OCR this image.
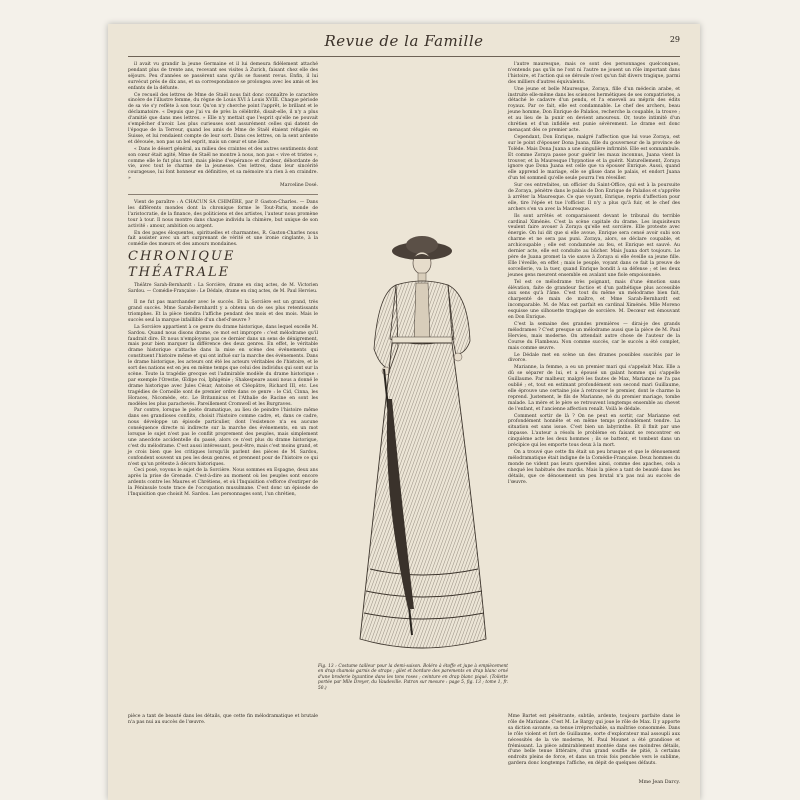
Revue de la Famille	29

il avait vu grandir la jeune Germaine et il lui demeura fidèlement attaché pendant plus de trente ans, recevant ses visites à Zurich, faisant chez elle des séjours. Peu d'années se passèrent sans qu'ils se fussent revus. Enfin, il lui survécut près de dix ans, et sa correspondance se prolongea avec les amis et les enfants de la défunte.

Ce recueil des lettres de Mme de Staël nous fait donc connaître le caractère sincère de l'illustre femme, du règne de Louis XVI à Louis XVIII. Chaque période de sa vie s'y reflète à son tour. Qu'on n'y cherche point l'apprêt, le brillant et le déclamatoire. « Depuis que j'ai vu de près la célébrité, disait-elle, il n'y a plus d'amitié que dans mes lettres. » Elle n'y mettait que l'esprit qu'elle ne pouvait s'empêcher d'avoir. Les plus curieuses sont assurément celles qui datent de l'époque de la Terreur, quand les amis de Mme de Staël étaient réfugiés en Suisse, et lui rendaient compte de leur sort. Dans ces lettres, on la sent ardente et dévouée, non pas un bel esprit, mais un cœur et une âme.

« Dans le désert général, au milieu des craintes et des autres sentiments dont son cœur était agité, Mme de Staël ne montre à nous, non pas « vive et tristes », comme elle le fut plus tard, mais pleine d'espérance et d'ardeur, débordante de vie, avec tout le charme de la jeunesse. Ces lettres, dans leur sincérité courageuse, lui font honneur en définitive, et sa mémoire n'a rien à en craindre. »

Marceline Dosé.

Vient de paraître : A CHACUN SA CHIMÈRE, par P. Gaston-Charles. — Dans les différents mondes dont la chronique forme le Tout-Paris, monde de l'aristocratie, de la finance, des politiciens et des artistes, l'auteur nous promène tour à tour. Il nous montre dans chaque individu la chimère, but unique de son activité : amour, ambition ou argent.

En des pages éloquentes, spirituelles et charmantes, R. Gaston-Charles nous fait assister avec un art surprenant de vérité et une ironie cinglante, à la comédie des mœurs et des amours mondaines.

CHRONIQUE THÉATRALE

Théâtre Sarah-Bernhardt : La Sorcière, drame en cinq actes, de M. Victorien Sardou. — Comédie-Française : Le Dédale, drame en cinq actes, de M. Paul Hervieu.

Il ne fut pas marchander avec le succès. Et la Sorcière est un grand, très grand succès. Mme Sarah-Bernhardt y a obtenu un de ses plus retentissants triomphes. Et la pièce tiendra l'affiche pendant des mois et des mois. Mais le succès seul la marque infaillible d'un chef-d'œuvre ?

La Sorcière appartient à ce genre du drame historique, dans lequel excelle M. Sardou. Quand nous disons drame, ce mot est impropre : c'est mélodrame qu'il faudrait dire. Et nous n'employons pas ce dernier dans un sens de dénigrement, mais pour bien marquer la différence des deux genres. En effet, le véritable drame historique s'attache dans la mise en scène des événements qui constituent l'histoire même et qui ont influé sur la marche des événements. Dans le drame historique, les acteurs ont été les acteurs véritables de l'histoire, et le sort des nations est en jeu en même temps que celui des individus qui sont sur la scène. Toute la tragédie grecque est l'admirable modèle du drame historique : par exemple l'Orestie, Œdipe roi, Iphigénie ; Shakespeare aussi nous a donné le drame historique avec Jules César, Antoine et Cléopâtre, Richard III, etc. Les tragédies de Corneille sont de premier ordre dans ce genre : le Cid, Cinna, les Horaces, Nicomède, etc. Le Britannicus et l'Athalie de Racine en sont les modèles les plus parachevés. Pareillement Cromwell et les Burgraves.

Par contre, lorsque le poète dramatique, au lieu de peindre l'histoire même dans ses grandioses conflits, choisit l'histoire comme cadre, et, dans ce cadre, nous développe un épisode particulier, dont l'existence n'a eu aucune conséquence directe ni indirecte sur la marche des événements, en un mot lorsque le sujet n'est pas le conflit proprement des peuples, mais simplement une anecdote accidentelle du passé, alors ce n'est plus du drame historique, c'est du mélodrame. C'est aussi intéressant, peut-être, mais c'est moins grand, et je crois bien que les critiques lorsqu'ils parlent des pièces de M. Sardou, confondent souvent un peu les deux genres, et prennent pour de l'histoire ce qui n'est qu'un prétexte à décors historiques.

Ceci posé, voyons le sujet de la Sorcière. Nous sommes en Espagne, deux ans après la prise de Grenade. C'est-à-dire au moment où les peuples sont encore ardents contre les Maures et Chrétiens, et où l'Inquisition s'efforce d'extirper de la Péninsule toute trace de l'occupation musulmane. C'est donc un épisode de l'Inquisition que choisit M. Sardou. Les personnages sont, l'un chrétien,

l'autre mauresque, mais ce sont des personnages quelconques, n'entends pas qu'ils ne l'ont ni l'autre ne jouent un rôle important dans l'histoire, et l'action qui se déroule n'est qu'un fait divers tragique, parmi des milliers d'autres équivalents.

Une jeune et belle Mauresque, Zoraya, fille d'un médecin arabe, et instruite elle-même dans les sciences hermétiques de ses compatriotes, a détaché le cadavre d'un pendu, et l'a enseveli au mépris des édits royaux. Par ce fait, elle est condamnable. Le chef des archers, beau jeune homme, Don Enrique de Palaños, recherche la coupable, la trouve ; et au lieu de la punir en devient amoureux. Or, toute intimité d'un chrétien et d'un infidèle est punie sévèrement. Le drame est donc menaçant dès ce premier acte.

Cependant, Don Enrique, malgré l'affection que lui voue Zoraya, est sur le point d'épouser Dona Juana, fille du gouverneur de la province de Tolède. Mais Dona Juana a une singulière infirmité. Elle est somnambule. Et comme Zoraya passe pour guérir les maux inconnus, Juana vient la trouver, et la Mauresque l'hypnotise et la guérit. Naturellement, Zoraya ignore que Dona Juana est celle que va épouser Enrique. Aussi, quand elle apprend le mariage, elle se glisse dans le palais, et endort Juana d'un tel sommeil qu'elle seule pourra l'en réveiller.

Sur ces entrefaites, un officier du Saint-Office, qui est à la poursuite de Zoraya, pénètre dans le palais de Don Enrique de Palaños et s'apprête à arrêter la Mauresque. Ce que voyant, Enrique, repris d'affection pour elle, tire l'épée et tue l'officier. Il n'y a plus qu'à fuir, et le chef des archers s'en va avec la Mauresque.

Ils sont arrêtés et comparaissent devant le tribunal du terrible cardinal Ximénès. C'est la scène capitale du drame. Les inquisiteurs veulent faire avouer à Zoraya qu'elle est sorcière. Elle proteste avec énergie. On lui dit que si elle avoue, Enrique sera censé avoir subi son charme et ne sera pas puni. Zoraya, alors, se déclare coupable, et archicoupable ; elle est condamnée au feu, et Enrique est sauvé. Au dernier acte, elle est conduite au bûcher. Mais Juana dort toujours. Le père de Juana promet la vie sauve à Zoraya si elle éveille sa jeune fille. Elle l'éveille, en effet ; mais le peuple, voyant dans ce fait la preuve de sorcellerie, va la tuer, quand Enrique bondit à sa défense ; et les deux jeunes gens meurent ensemble en avalant une fiole empoisonnée.

Tel est ce mélodrame très poignant, mais d'une émotion sans élévation, faite de grandeur factice et d'un pathétique plus accessible aux sens qu'à l'âme. C'est tout du même un mélodrame bien fait, charpenté de main de maître, et Mme Sarah-Bernhardt est incomparable. M. de Max est parfait en cardinal Ximénès. Mlle Moreno esquisse une silhouette tragique de sorcière. M. Decœur est émouvant en Don Enrique.

C'est la semaine des grandes premières — dirai-je des grands mélodrames ? C'est presque un mélodrame aussi que la pièce de M. Paul Hervieu, mais moderne. On attendait autre chose de l'auteur de la Course du Flambeau. Non comme succès, car le succès a été complet, mais comme œuvre.

Le Dédale met en scène un des drames possibles suscités par le divorce.

Marianne, la femme, a eu un premier mari qui s'appelait Max. Elle a dû se séparer de lui, et a épousé un galant homme qui s'appelle Guillaume. Par malheur, malgré les fautes de Max, Marianne ne l'a pas oublié ; et, tout en estimant profondément son second mari Guillaume, elle éprouve une certaine joie à retrouver le premier, dont le charme la reprend. Justement, le fils de Marianne, né du premier mariage, tombe malade. La mère et le père se retrouvent longtemps ensemble au chevet de l'enfant, et l'ancienne affection renaît. Voilà le dédale.

Comment sortir de là ? On ne peut en sortir, car Marianne est profondément honnête et en même temps profondément tendre. La situation est sans issue. C'est bien un labyrinthe. Et il finit par une impasse. L'auteur a résolu le problème en faisant se rencontrer en cinquième acte les deux hommes ; ils se battent, et tombent dans un précipice qui les emporte tous deux à la mort.

On a trouvé que cette fin était un peu brusque et que le dénouement mélodramatique était indigne de la Comédie-Française. Deux hommes du monde ne vident pas leurs querelles ainsi, comme des apaches, cela a choqué les habitués des mardis. Mais la pièce a tant de beauté dans les détails, que ce dénouement un peu brutal n'a pas nui au succès de l'œuvre.

Fig. 13 : Costume tailleur pour la demi-saison. Boléro à étoffe et jupe à empiècement en drap chamois garnis de straps ; gilet et bordure des parements en drap blanc orné d'une broderie byzantine dans les tons roses ; ceinture en drap blanc piqué. (Toilette portée par Mlle Dreyer, du Vaudeville. Patron sur mesure : page 5, fig. 13 ; tome 1, fr. 50.)
pièce a tant de beauté dans les détails, que cette fin mélodramatique et brutale n'a pas nui au succès de l'œuvre.
Mme Bartet est pénétrante, subtile, ardente, toujours parfaite dans le rôle de Marianne. C'est M. Le Bargy qui joue le rôle de Max. Il y apporte sa diction savante, sa tenue irréprochable, sa maîtrise consommée. Dans le rôle violent et fort de Guillaume, sorte d'explorateur mal assoupli aux nécessités de la vie moderne, M. Paul Mounet a été grandiose et frémissant. La pièce admirablement montée dans ses moindres détails, d'une belle tenue littéraire, d'un grand souffle de pitié, à certains endroits pleins de force, et dans un trois fois penchée vers le sublime, gardera donc longtemps l'affiche, en dépit de quelques défauts.
Mme Jean Darcy.
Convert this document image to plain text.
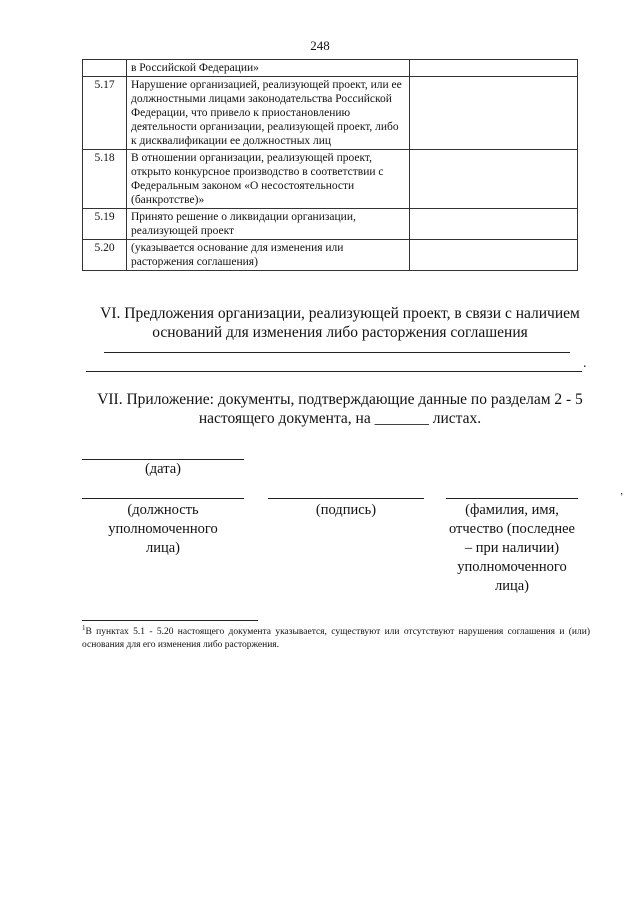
248
	в Российской Федерации»	
5.17	Нарушение организацией, реализующей проект, или ее должностными лицами законодательства Российской Федерации, что привело к приостановлению деятельности организации, реализующей проект, либо к дисквалификации ее должностных лиц	
5.18	В отношении организации, реализующей проект, открыто конкурсное производство в соответствии с Федеральным законом «О несостоятельности (банкротстве)»	
5.19	Принято решение о ликвидации организации, реализующей проект	
5.20	(указывается основание для изменения или расторжения соглашения)	
VI. Предложения организации, реализующей проект, в связи с наличием оснований для изменения либо расторжения соглашения
.
VII. Приложение: документы, подтверждающие данные по разделам 2 - 5 настоящего документа, на _______ листах.
(дата)
(должность уполномоченного лица)
(подпись)	(фамилия, имя, отчество (последнее – при наличии) уполномоченного лица)
ʼ
$^1$В пунктах 5.1 - 5.20 настоящего документа указывается, существуют или отсутствуют нарушения соглашения и (или) основания для его изменения либо расторжения.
++++++++++++++++++++
## THE PROBLEM
Gather each line from the listing above that holds "this".

## TASK RESULT
OCR this image.
Convert this document image to plain text.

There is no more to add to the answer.